*What is asked*: For each line below that includes the word "diam", make a copy.

*Data records*:
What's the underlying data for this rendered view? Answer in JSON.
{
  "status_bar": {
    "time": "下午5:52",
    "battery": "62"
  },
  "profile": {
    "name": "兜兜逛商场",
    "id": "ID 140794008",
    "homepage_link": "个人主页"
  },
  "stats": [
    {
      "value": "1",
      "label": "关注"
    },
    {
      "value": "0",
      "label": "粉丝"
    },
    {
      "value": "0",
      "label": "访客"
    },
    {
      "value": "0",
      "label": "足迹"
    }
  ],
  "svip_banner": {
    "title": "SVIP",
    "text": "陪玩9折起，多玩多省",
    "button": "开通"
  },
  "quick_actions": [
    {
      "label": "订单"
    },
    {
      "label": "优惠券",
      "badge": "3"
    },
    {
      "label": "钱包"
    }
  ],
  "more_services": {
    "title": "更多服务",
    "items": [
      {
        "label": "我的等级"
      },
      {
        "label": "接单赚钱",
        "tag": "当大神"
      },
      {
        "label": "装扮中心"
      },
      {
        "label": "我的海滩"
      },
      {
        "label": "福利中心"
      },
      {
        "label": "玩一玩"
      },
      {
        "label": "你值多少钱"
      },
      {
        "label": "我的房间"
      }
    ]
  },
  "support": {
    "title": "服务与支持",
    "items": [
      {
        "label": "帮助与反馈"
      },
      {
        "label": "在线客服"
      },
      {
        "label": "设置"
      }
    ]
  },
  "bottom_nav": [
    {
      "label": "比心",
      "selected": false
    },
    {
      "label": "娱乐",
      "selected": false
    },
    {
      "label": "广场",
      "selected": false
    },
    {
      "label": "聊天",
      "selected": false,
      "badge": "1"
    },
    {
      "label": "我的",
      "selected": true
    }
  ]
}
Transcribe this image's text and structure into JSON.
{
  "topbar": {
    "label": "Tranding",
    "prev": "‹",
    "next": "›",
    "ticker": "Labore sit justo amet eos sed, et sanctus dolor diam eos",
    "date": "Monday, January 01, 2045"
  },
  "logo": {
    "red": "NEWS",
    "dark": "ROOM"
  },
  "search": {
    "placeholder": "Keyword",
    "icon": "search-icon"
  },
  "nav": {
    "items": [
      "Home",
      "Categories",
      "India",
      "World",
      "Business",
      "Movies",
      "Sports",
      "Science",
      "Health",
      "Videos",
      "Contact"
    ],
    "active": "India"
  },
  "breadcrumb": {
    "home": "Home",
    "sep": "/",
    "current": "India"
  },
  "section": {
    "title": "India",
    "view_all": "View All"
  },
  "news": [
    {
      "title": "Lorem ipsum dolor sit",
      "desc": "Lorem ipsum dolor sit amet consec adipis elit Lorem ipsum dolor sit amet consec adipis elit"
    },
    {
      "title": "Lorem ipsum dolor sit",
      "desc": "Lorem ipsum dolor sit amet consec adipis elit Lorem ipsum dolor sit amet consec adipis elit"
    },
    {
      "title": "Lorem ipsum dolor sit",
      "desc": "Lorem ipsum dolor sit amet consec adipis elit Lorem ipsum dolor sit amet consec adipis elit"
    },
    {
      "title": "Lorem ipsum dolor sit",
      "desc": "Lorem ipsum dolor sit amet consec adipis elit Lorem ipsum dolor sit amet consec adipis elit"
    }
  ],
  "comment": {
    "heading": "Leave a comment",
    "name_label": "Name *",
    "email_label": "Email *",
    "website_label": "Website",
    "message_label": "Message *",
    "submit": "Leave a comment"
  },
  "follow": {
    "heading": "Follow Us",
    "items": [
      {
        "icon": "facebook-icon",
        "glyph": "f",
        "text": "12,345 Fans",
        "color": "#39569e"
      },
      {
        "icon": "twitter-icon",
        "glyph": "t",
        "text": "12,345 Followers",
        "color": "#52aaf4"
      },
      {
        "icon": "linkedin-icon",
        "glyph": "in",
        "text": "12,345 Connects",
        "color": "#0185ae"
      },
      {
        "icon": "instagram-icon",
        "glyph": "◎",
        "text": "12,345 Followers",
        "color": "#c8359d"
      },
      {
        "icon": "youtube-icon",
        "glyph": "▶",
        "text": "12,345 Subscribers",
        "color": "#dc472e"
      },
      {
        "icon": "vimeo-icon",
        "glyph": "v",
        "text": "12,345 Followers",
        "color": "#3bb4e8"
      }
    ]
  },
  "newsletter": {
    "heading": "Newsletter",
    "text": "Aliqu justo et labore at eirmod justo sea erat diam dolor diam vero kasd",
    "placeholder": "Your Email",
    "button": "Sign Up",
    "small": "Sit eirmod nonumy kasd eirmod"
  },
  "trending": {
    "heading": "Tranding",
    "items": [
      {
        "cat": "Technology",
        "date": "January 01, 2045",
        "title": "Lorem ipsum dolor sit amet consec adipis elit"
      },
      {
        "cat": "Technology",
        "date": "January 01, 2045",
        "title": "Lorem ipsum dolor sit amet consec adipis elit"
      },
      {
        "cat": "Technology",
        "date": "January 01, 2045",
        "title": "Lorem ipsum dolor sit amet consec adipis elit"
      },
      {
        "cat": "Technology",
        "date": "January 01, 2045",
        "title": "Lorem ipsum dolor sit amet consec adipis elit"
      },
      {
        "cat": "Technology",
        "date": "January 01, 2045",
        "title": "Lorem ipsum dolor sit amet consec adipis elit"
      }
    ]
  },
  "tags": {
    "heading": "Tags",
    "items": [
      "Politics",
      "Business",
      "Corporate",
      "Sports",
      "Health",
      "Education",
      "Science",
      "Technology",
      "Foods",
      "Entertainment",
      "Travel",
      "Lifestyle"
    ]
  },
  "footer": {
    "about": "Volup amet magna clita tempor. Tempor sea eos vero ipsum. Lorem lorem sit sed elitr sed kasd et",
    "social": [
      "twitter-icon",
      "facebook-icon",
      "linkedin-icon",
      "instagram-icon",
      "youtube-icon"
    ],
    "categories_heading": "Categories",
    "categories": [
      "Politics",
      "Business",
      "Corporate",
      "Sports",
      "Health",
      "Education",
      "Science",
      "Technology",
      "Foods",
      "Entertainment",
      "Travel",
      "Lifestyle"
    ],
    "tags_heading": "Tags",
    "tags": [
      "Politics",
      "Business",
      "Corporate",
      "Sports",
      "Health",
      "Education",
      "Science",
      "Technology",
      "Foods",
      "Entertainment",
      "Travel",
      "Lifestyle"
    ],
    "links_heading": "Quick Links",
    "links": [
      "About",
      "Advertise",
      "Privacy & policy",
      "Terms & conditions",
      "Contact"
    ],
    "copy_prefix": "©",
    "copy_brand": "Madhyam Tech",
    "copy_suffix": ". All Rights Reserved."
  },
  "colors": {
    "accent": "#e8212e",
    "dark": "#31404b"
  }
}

*Solution for this task*:
    "ticker": "Labore sit justo amet eos sed, et sanctus dolor diam eos",
    "text": "Aliqu justo et labore at eirmod justo sea erat diam dolor diam vero kasd",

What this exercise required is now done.